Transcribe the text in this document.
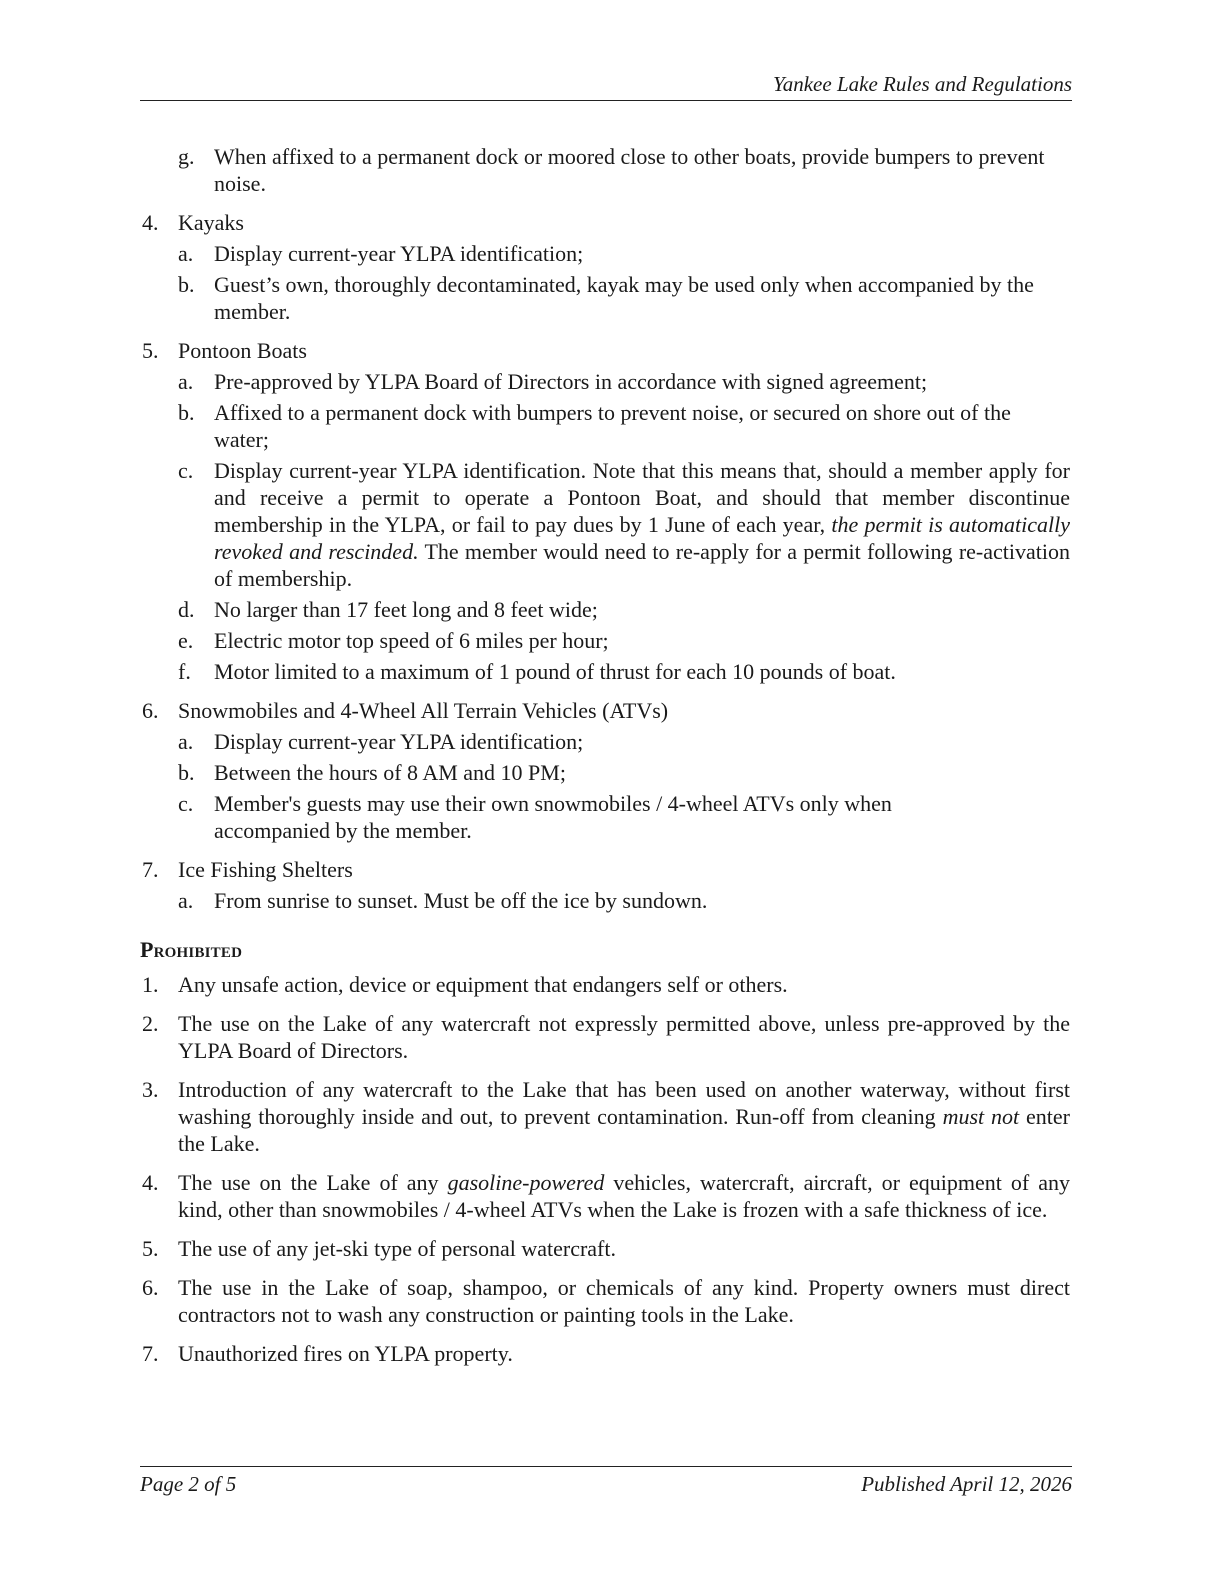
Yankee Lake Rules and Regulations
g. When affixed to a permanent dock or moored close to other boats, provide bumpers to prevent noise.
4. Kayaks
a. Display current-year YLPA identification;
b. Guest’s own, thoroughly decontaminated, kayak may be used only when accompanied by the member.
5. Pontoon Boats
a. Pre-approved by YLPA Board of Directors in accordance with signed agreement;
b. Affixed to a permanent dock with bumpers to prevent noise, or secured on shore out of the water;
c. Display current-year YLPA identification. Note that this means that, should a member apply for and receive a permit to operate a Pontoon Boat, and should that member discontinue membership in the YLPA, or fail to pay dues by 1 June of each year, the permit is automatically revoked and rescinded. The member would need to re-apply for a permit following re-activation of membership.
d. No larger than 17 feet long and 8 feet wide;
e. Electric motor top speed of 6 miles per hour;
f. Motor limited to a maximum of 1 pound of thrust for each 10 pounds of boat.
6. Snowmobiles and 4-Wheel All Terrain Vehicles (ATVs)
a. Display current-year YLPA identification;
b. Between the hours of 8 AM and 10 PM;
c. Member's guests may use their own snowmobiles / 4-wheel ATVs only when accompanied by the member.
7. Ice Fishing Shelters
a. From sunrise to sunset. Must be off the ice by sundown.
Prohibited
1. Any unsafe action, device or equipment that endangers self or others.
2. The use on the Lake of any watercraft not expressly permitted above, unless pre-approved by the YLPA Board of Directors.
3. Introduction of any watercraft to the Lake that has been used on another waterway, without first washing thoroughly inside and out, to prevent contamination. Run-off from cleaning must not enter the Lake.
4. The use on the Lake of any gasoline-powered vehicles, watercraft, aircraft, or equipment of any kind, other than snowmobiles / 4-wheel ATVs when the Lake is frozen with a safe thickness of ice.
5. The use of any jet-ski type of personal watercraft.
6. The use in the Lake of soap, shampoo, or chemicals of any kind. Property owners must direct contractors not to wash any construction or painting tools in the Lake.
7. Unauthorized fires on YLPA property.
Page 2 of 5	Published April 12, 2026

— Job —
Reproduce all of the data exactly; the pictures do not belong in the copy.

— Output for this exercise —
Transcribe the text in this document.
Yankee Lake Rules and Regulations
g. When affixed to a permanent dock or moored close to other boats, provide bumpers to prevent noise.
4. Kayaks
a. Display current-year YLPA identification;
b. Guest’s own, thoroughly decontaminated, kayak may be used only when accompanied by the member.
5. Pontoon Boats
a. Pre-approved by YLPA Board of Directors in accordance with signed agreement;
b. Affixed to a permanent dock with bumpers to prevent noise, or secured on shore out of the water;
c. Display current-year YLPA identification. Note that this means that, should a member apply for and receive a permit to operate a Pontoon Boat, and should that member discontinue membership in the YLPA, or fail to pay dues by 1 June of each year, the permit is automatically revoked and rescinded. The member would need to re-apply for a permit following re-activation of membership.
d. No larger than 17 feet long and 8 feet wide;
e. Electric motor top speed of 6 miles per hour;
f. Motor limited to a maximum of 1 pound of thrust for each 10 pounds of boat.
6. Snowmobiles and 4-Wheel All Terrain Vehicles (ATVs)
a. Display current-year YLPA identification;
b. Between the hours of 8 AM and 10 PM;
c. Member's guests may use their own snowmobiles / 4-wheel ATVs only when accompanied by the member.
7. Ice Fishing Shelters
a. From sunrise to sunset. Must be off the ice by sundown.
Prohibited
1. Any unsafe action, device or equipment that endangers self or others.
2. The use on the Lake of any watercraft not expressly permitted above, unless pre-approved by the YLPA Board of Directors.
3. Introduction of any watercraft to the Lake that has been used on another waterway, without first washing thoroughly inside and out, to prevent contamination. Run-off from cleaning must not enter the Lake.
4. The use on the Lake of any gasoline-powered vehicles, watercraft, aircraft, or equipment of any kind, other than snowmobiles / 4-wheel ATVs when the Lake is frozen with a safe thickness of ice.
5. The use of any jet-ski type of personal watercraft.
6. The use in the Lake of soap, shampoo, or chemicals of any kind. Property owners must direct contractors not to wash any construction or painting tools in the Lake.
7. Unauthorized fires on YLPA property.
Page 2 of 5	Published April 12, 2026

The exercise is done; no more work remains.